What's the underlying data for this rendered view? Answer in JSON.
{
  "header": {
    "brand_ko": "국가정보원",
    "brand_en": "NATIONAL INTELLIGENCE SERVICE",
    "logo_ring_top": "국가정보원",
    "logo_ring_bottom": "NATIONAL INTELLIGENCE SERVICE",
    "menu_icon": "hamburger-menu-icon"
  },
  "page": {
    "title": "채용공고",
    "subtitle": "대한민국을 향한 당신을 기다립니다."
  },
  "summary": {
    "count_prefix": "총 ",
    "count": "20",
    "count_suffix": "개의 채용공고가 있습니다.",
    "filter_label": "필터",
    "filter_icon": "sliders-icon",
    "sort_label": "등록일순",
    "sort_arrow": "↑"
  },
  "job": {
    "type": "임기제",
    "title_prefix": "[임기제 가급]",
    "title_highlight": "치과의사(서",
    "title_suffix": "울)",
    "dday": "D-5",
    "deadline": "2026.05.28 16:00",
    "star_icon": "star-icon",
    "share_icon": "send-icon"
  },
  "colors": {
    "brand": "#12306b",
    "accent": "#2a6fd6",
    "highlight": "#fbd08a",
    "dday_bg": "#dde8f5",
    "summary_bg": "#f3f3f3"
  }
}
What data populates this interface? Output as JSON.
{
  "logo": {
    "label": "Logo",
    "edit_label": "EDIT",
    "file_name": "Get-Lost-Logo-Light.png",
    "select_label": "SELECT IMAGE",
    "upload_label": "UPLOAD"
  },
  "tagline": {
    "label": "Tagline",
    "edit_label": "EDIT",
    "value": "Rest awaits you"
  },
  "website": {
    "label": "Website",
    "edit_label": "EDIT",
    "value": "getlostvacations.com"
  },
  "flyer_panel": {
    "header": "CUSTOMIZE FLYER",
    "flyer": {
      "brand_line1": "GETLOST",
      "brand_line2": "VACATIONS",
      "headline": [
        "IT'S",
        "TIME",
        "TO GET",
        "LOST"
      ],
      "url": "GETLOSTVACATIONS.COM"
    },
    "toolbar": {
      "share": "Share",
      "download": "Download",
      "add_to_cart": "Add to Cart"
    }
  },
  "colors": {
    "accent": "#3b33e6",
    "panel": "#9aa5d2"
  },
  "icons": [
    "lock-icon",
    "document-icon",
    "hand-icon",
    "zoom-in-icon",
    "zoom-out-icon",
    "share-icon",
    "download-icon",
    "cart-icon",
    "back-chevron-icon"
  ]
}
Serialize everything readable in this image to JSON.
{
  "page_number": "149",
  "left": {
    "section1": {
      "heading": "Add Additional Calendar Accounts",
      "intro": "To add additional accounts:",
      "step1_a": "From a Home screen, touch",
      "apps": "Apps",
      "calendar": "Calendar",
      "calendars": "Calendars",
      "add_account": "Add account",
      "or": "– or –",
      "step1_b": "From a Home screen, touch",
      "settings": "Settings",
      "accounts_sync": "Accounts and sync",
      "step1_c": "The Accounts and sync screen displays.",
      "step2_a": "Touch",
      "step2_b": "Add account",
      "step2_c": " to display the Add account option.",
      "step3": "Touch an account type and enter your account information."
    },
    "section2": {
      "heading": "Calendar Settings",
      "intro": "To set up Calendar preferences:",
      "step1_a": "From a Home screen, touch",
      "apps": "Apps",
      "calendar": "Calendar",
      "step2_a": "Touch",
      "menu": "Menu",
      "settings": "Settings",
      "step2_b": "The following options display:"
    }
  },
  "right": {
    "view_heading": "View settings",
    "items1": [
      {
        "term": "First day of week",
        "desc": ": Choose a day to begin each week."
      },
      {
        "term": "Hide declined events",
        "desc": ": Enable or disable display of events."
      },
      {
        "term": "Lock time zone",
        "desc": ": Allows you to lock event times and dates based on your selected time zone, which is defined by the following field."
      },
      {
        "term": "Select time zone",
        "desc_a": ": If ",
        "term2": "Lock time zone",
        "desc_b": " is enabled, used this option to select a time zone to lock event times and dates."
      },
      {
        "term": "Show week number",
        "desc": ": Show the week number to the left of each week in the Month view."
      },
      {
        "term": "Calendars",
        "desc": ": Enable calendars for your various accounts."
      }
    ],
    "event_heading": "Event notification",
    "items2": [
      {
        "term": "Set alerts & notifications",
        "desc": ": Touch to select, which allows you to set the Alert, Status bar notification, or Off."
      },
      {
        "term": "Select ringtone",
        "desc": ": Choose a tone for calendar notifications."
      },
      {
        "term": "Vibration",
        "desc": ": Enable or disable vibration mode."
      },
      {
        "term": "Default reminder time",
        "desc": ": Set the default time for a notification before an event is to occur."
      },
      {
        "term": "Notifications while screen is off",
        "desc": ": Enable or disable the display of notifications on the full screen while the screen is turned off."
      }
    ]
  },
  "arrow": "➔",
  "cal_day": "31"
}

^^^^^^^^

→ DIRECTION:
State how many lines of the records above contain "What", with no words besides the number.

→ OUTPUT:
2